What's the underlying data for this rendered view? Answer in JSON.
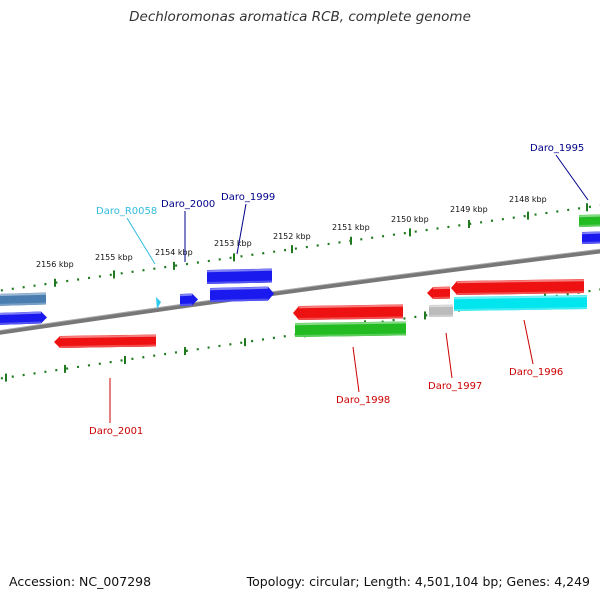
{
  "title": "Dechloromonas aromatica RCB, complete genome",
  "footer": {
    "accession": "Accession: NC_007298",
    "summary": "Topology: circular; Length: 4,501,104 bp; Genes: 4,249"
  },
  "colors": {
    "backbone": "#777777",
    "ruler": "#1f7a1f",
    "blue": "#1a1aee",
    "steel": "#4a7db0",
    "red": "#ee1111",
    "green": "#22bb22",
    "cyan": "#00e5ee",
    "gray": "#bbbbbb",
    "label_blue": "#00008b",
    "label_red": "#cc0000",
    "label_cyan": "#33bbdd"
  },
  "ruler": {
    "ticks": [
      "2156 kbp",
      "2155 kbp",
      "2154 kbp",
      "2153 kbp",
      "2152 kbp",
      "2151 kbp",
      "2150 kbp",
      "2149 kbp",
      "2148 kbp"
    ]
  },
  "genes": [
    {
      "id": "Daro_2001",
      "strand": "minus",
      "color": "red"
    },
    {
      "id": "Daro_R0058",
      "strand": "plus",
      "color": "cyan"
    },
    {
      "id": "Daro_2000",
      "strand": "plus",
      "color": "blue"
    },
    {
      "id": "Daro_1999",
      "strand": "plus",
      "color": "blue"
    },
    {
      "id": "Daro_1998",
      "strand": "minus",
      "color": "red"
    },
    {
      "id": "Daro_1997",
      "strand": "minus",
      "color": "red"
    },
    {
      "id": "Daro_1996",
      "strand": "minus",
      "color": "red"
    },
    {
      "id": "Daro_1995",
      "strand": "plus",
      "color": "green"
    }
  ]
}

==========

Would you repeat the entries exactly, but with no pictures?

:: Expected output ::
What's the underlying data for this rendered view? Answer in JSON.
{
  "title": "Dechloromonas aromatica RCB, complete genome",
  "footer": {
    "accession": "Accession: NC_007298",
    "summary": "Topology: circular; Length: 4,501,104 bp; Genes: 4,249"
  },
  "colors": {
    "backbone": "#777777",
    "ruler": "#1f7a1f",
    "blue": "#1a1aee",
    "steel": "#4a7db0",
    "red": "#ee1111",
    "green": "#22bb22",
    "cyan": "#00e5ee",
    "gray": "#bbbbbb",
    "label_blue": "#00008b",
    "label_red": "#cc0000",
    "label_cyan": "#33bbdd"
  },
  "ruler": {
    "ticks": [
      "2156 kbp",
      "2155 kbp",
      "2154 kbp",
      "2153 kbp",
      "2152 kbp",
      "2151 kbp",
      "2150 kbp",
      "2149 kbp",
      "2148 kbp"
    ]
  },
  "genes": [
    {
      "id": "Daro_2001",
      "strand": "minus",
      "color": "red"
    },
    {
      "id": "Daro_R0058",
      "strand": "plus",
      "color": "cyan"
    },
    {
      "id": "Daro_2000",
      "strand": "plus",
      "color": "blue"
    },
    {
      "id": "Daro_1999",
      "strand": "plus",
      "color": "blue"
    },
    {
      "id": "Daro_1998",
      "strand": "minus",
      "color": "red"
    },
    {
      "id": "Daro_1997",
      "strand": "minus",
      "color": "red"
    },
    {
      "id": "Daro_1996",
      "strand": "minus",
      "color": "red"
    },
    {
      "id": "Daro_1995",
      "strand": "plus",
      "color": "green"
    }
  ]
}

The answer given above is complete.